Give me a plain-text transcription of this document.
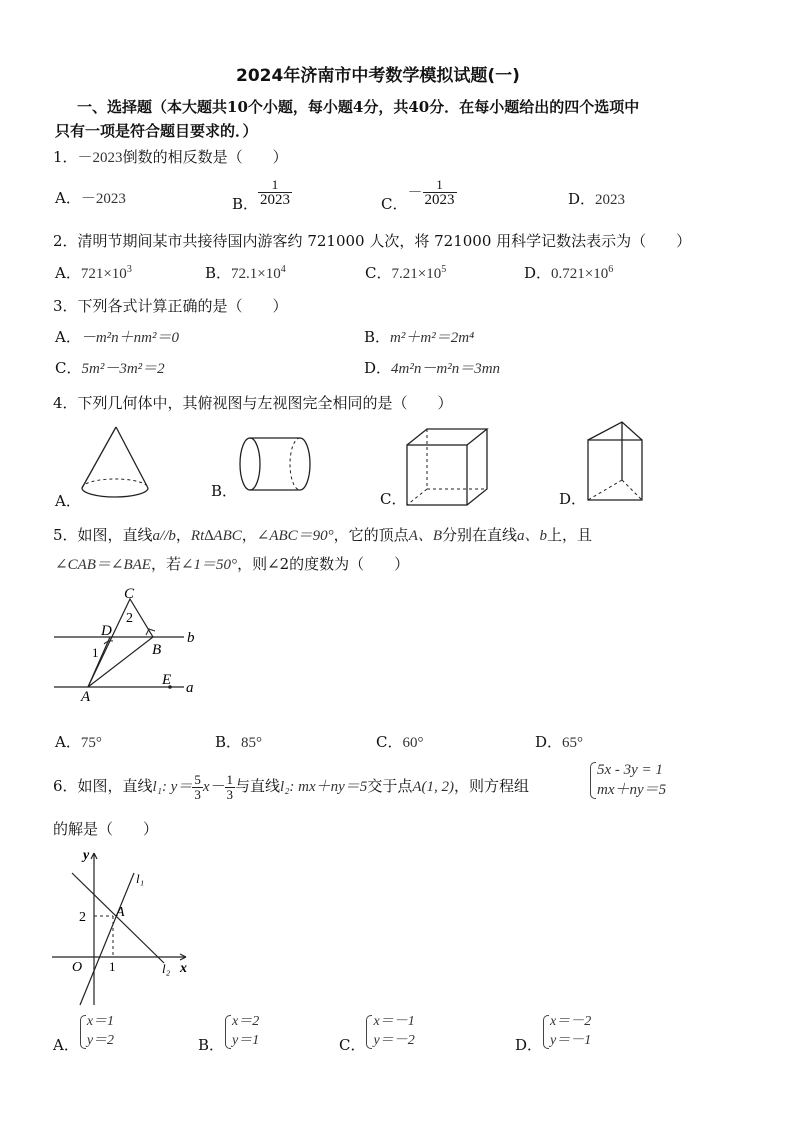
2024年济南市中考数学模拟试题(一)
一、选择题（本大题共10个小题，每小题4分，共40分．在每小题给出的四个选项中
只有一项是符合题目要求的．）
1．－2023倒数的相反数是（　　）
A．－2023	B． $\frac{1}{2023}$	C．－ $\frac{1}{2023}$	D．2023
2．清明节期间某市共接待国内游客约 721000 人次，将 721000 用科学记数法表示为（　　）
A．$721\times 10^3$	B．$72.1\times 10^4$	C．$7.21\times 10^5$	D．$0.721\times 10^6$
3．下列各式计算正确的是（　　）
A．－m²n＋nm²＝0	B．m²＋m²＝2m⁴
C．5m²－3m²＝2	D．4m²n－m²n＝3mn
4．下列几何体中，其俯视图与左视图完全相同的是（　　）
A．
B．	C．	D．
5．如图，直线a//b，Rt∆ABC，∠ABC＝90°，它的顶点A、B分别在直线a、b上，且
∠CAB＝∠BAE，若∠1＝50°，则∠2的度数为（　　）
C
2
D
1	B
b
A
E a
A．75°	B．85°	C．60°	D．65°
6．如图，直线l₁: $y= \frac{5}{3} x- \frac{1}{3}$ 与直线l₂: mx＋ny＝5交于点A(1, 2)，则方程组
5x - 3y = 1
mx＋ny＝5
的解是（　　）
y
x
O
A
2
1
l₁
l₂
A．
x＝1
y＝2	B．
x＝2
y＝1	C．
x＝－1
y＝－2	D．
x＝－2
y＝－1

● **WHAT TO PRODUCE**
Quote every record above exactly, leaving out any pictures.

● **THE RESULT**
Give me a plain-text transcription of this document.
2024年济南市中考数学模拟试题(一)
一、选择题（本大题共10个小题，每小题4分，共40分．在每小题给出的四个选项中
只有一项是符合题目要求的．）
1．－2023倒数的相反数是（　　）
A．－2023	B． $\frac{1}{2023}$	C．－ $\frac{1}{2023}$	D．2023
2．清明节期间某市共接待国内游客约 721000 人次，将 721000 用科学记数法表示为（　　）
A．$721\times 10^3$	B．$72.1\times 10^4$	C．$7.21\times 10^5$	D．$0.721\times 10^6$
3．下列各式计算正确的是（　　）
A．－m²n＋nm²＝0	B．m²＋m²＝2m⁴
C．5m²－3m²＝2	D．4m²n－m²n＝3mn
4．下列几何体中，其俯视图与左视图完全相同的是（　　）
A．
B．	C．	D．
5．如图，直线a//b，Rt∆ABC，∠ABC＝90°，它的顶点A、B分别在直线a、b上，且
∠CAB＝∠BAE，若∠1＝50°，则∠2的度数为（　　）
C
2
D
1	B
b
A
E a
A．75°	B．85°	C．60°	D．65°
6．如图，直线l₁: $y= \frac{5}{3} x- \frac{1}{3}$ 与直线l₂: mx＋ny＝5交于点A(1, 2)，则方程组
5x - 3y = 1
mx＋ny＝5
的解是（　　）
y
x
O
A
2
1
l₁
l₂
A．
x＝1
y＝2	B．
x＝2
y＝1	C．
x＝－1
y＝－2	D．
x＝－2
y＝－1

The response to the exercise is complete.